### Teks Dokumen
%%

Putusan MK soal Usia Capres-Cawapres Merusak Tatanan Bernegara

Sidang Mahkamah Konstitusi. (Foto: net)
Jumat, 3 Nopember 2023, 07:49 WIB
Jakarta City

LampuHijau.co.id - Direktur Eksekutif Indonesia Political Opinion (IPO) Dedi Kurnia Syah menilai, kehidupan demokrasi berada di ujung tanduk usai putusan Mahkamah Konstitusi (MK) tentang batas minimal usia capres-cawapres.

"Demokrasi tentu terganggu, lahirnya politik dinasti, suburnya nepotisme," kata Dedi Kurnia di Jakarta, Kamis (2/11/2023) kemarin.

Menurutnya, putusan MK itu membuka jalan bagi tumbuh suburnya nepotisme. Lebih parah lagi, MK dinilai telah merusak tatanan bernegara.

"Soal imbas putusan itu yang membuka potensi nepotisme, itu hanya bagian kecil, bagian besarnya adalah MK telah merusak tatanan yudikatif. Kerusakan ini bukan soal politik, tetapi tatanan negara ikut keropos," ungkapnya.

Baca juga : Putusan MK Hanya Untuk Kepala Daerah Tingkat Gubernur

Atas dasar itu, Dedi berpandangan, Ketua MK Anwar Usman layak dicopot dari jabatannya dan diproses hukum.

Dedi mendasarkan pandangannya pada beberapa argumen yang menunjukkan pelanggaran krusial dalam putusan MK tersebut. Pertama, hakim yang miliki relasi langsung dengan materi gugatan, seharusnya tidak ikut dalam merumuskan putusan. Kedua, MK tidak miliki wewenang mengubah, menambah maupun mengurangi naskah UU. MK hanya bisa membatalkan UU dan mengembalikan keputusan hukum ke DPR RI.

"Sehingga MK layak disebut merusak konstitusi, bahkan hakim yang ikut mengubah UU layak disebut kriminal," tegasnya.

Sementara Peneliti Politik dan Kebijakan Danis TS Wahidin mengatakan, masyarakat bisa mengambil sikap dengan memberikan sanksi elektoral terhadap kandidat yang bermasalah dan merusak.

%%

### Tugas Dikerjakan
• A. Dalam artikel tentang putusan MK soal usia capres-cawapres, siapa yang menurut Dedi Kurnia Syah layak dicopot dari jabatannya dan diproses hukum?
• B. Lanjutkan artikel tentang putusan MK soal usia capres-cawapres dari kalimat terakhir yang tertulis.

### Baris Kumpulan Data
%%

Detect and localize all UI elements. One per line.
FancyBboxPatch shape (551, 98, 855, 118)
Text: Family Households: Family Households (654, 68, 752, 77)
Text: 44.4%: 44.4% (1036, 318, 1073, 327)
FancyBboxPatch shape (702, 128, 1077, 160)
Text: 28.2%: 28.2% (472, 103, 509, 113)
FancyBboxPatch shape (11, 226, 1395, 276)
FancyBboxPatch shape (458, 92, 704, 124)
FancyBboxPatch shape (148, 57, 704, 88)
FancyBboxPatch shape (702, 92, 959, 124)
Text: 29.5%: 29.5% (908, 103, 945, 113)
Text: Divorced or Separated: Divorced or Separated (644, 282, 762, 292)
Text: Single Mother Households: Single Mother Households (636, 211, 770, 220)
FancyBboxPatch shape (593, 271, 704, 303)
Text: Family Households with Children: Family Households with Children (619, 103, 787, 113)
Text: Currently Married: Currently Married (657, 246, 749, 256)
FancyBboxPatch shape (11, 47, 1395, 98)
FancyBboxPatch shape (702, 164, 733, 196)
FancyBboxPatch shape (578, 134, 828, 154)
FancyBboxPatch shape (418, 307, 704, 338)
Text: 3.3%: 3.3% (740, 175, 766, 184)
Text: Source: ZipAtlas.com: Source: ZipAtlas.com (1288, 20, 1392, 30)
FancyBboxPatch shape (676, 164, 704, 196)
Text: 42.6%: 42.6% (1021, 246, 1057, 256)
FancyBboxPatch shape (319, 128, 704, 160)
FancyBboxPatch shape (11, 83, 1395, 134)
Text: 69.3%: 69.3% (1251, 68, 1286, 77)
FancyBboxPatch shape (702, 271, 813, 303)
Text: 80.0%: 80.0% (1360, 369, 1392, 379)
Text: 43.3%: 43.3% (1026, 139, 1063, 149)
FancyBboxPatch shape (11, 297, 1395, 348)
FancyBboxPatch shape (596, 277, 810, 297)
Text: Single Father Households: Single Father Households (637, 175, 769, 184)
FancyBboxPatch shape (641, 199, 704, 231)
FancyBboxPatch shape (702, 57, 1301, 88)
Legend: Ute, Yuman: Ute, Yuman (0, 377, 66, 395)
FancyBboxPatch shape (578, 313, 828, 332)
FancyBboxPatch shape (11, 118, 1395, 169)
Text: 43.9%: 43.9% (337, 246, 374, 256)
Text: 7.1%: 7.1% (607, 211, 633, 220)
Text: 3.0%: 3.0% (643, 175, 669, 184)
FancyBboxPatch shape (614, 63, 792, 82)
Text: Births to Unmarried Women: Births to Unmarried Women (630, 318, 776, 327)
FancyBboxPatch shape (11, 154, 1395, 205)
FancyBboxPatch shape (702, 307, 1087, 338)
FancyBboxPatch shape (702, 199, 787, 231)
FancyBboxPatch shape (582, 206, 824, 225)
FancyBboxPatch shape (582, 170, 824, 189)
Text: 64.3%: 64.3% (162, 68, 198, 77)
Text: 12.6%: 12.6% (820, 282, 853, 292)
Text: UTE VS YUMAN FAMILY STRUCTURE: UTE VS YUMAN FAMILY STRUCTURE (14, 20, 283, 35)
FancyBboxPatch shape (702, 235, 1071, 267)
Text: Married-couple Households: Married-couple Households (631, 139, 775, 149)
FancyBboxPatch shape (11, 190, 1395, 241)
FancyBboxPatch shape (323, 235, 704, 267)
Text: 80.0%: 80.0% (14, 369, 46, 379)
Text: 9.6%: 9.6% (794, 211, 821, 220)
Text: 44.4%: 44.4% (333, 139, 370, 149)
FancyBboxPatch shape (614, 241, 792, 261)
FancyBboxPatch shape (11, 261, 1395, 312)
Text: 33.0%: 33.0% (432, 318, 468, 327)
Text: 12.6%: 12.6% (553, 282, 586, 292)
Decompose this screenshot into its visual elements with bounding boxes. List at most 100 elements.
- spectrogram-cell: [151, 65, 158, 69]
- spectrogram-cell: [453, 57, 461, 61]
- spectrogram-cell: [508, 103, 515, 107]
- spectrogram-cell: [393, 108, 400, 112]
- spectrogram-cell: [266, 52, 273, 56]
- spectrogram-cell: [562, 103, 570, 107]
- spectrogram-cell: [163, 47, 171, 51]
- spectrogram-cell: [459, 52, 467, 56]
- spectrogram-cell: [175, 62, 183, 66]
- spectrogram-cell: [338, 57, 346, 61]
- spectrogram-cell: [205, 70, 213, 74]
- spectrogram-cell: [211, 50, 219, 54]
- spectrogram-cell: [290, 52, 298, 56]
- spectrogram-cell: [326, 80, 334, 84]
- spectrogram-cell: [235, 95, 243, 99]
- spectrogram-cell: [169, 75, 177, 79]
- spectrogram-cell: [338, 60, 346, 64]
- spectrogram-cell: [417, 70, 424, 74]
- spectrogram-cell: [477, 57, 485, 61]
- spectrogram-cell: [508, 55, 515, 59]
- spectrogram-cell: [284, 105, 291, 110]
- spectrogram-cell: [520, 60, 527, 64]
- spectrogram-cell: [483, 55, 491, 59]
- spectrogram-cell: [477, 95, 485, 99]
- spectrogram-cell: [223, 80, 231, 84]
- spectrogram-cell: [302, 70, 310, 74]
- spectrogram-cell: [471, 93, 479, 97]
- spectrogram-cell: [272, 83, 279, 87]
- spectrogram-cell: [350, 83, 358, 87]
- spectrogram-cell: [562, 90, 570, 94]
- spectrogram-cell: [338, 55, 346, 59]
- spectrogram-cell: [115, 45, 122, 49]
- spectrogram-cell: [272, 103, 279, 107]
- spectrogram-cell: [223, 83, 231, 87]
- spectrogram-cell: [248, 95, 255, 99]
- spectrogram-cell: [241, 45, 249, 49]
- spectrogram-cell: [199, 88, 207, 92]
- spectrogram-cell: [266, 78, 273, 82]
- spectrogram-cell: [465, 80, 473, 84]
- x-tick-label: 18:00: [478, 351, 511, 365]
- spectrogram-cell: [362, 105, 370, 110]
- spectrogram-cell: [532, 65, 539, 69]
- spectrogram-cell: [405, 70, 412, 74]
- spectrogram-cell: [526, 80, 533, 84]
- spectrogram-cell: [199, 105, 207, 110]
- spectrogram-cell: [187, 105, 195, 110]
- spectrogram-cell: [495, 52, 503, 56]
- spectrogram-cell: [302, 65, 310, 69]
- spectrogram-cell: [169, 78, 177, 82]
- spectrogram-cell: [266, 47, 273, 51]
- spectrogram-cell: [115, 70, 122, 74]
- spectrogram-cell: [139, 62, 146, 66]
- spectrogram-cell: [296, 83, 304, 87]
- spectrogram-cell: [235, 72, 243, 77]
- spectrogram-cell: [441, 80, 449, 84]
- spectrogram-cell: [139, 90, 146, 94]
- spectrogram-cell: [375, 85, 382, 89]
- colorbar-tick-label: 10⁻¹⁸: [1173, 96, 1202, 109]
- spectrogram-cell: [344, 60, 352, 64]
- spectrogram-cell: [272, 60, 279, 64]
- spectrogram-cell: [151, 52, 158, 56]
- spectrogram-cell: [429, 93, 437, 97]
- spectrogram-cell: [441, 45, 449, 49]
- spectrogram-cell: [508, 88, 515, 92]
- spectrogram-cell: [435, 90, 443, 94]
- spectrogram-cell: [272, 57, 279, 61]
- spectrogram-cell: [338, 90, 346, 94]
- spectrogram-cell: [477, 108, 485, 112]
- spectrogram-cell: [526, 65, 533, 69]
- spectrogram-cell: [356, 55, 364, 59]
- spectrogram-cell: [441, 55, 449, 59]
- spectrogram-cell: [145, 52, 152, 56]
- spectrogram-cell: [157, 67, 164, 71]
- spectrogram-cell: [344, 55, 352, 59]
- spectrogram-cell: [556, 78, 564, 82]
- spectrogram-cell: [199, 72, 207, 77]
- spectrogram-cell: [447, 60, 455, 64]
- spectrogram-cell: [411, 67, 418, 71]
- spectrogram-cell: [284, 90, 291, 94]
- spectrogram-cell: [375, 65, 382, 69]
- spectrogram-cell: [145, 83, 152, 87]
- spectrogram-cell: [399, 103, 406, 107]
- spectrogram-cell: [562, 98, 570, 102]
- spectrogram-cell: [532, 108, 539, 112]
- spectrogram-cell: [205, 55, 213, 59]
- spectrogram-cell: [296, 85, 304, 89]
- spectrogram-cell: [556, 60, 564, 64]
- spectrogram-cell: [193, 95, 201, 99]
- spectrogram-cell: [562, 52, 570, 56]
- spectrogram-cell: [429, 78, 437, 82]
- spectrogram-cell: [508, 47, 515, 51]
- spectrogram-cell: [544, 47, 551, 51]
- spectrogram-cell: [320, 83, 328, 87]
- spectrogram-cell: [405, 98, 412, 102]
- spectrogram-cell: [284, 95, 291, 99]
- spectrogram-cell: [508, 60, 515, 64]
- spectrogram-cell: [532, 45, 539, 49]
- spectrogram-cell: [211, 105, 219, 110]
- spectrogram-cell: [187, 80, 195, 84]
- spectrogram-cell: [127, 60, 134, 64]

%%

### Jawaban Soal
• A. Ketua MK Anwar Usman.

• B.
Baca juga : Bakal Disodori Putusan MK Batas Usia Capres-Cawapres, PPP Minta PKPU Diubah

“Kesalahan politik harus diluruskan dengan kebenaran politik. Masyarakatlah sekarang harapan satu-satunya hukuman elektoral dengan tidak memilih kandidat yang bermasalah,” ujar Danis.

Putusan MK disebutnya sarat kepentingan, memuluskan nepotisme keluarga Presiden Joko Widodo. “Ada cacat hukum dalam pengambilan keputusan MK. Hakim-hakim membawa MK jauh ke ruang-ruang politik. Padahal MK dan DPR serta lembaga kepresidenan sejajar, tidak boleh saling intervensi,” tambah Danis.

Majunya Gibran menjadi cawapres juga dinilai berdampak negatif terhadap politik di anak muda. “Hari ini kita sedang menghadapi era bonus demografi. Anak muda harus mulai dipercaya dan diberikan peluang mengisi jabatan-jabatan strategis, agar bonus demografi tidak berubah menjadi beban demografi," jelas Danis.

“Tetapi dengan jalan dan aturan yang benar, dengan prestasi bukan prestise, dengan demokratis bukan dengan oligarkis. Anak muda harus dipahamkan tentang pentingnya nilai-nilai religiusitas, nasionalisme dan kenegarawanan,” tambah Danis yang juga Dosen Ilmu Politik di UPN Veteran Jakarta ini.

Baca juga : Dua Pasangan Capres-Cawapres Daftar ke KPU, Habiburokhman: Tak Terasa Getarannya

Meski saat ini jalan Gibran terlihat mulus, namun berkerikil di perjalanan ke depan. Muncul sentimen negatif di masyarakat dan ini mempengaruhi elektabilitas pasangan Prabowo- Gibran.

"Pengaruh elektabilitas Gibran terhadap Prabowo tidak terlalu signifikan, Pak Prabowo sudah memiliki elektabilitas bawaan sekitar 30-40 persen, Gibran hanya sekitar 2-10 persen,“ pungkas Danis. (Asp)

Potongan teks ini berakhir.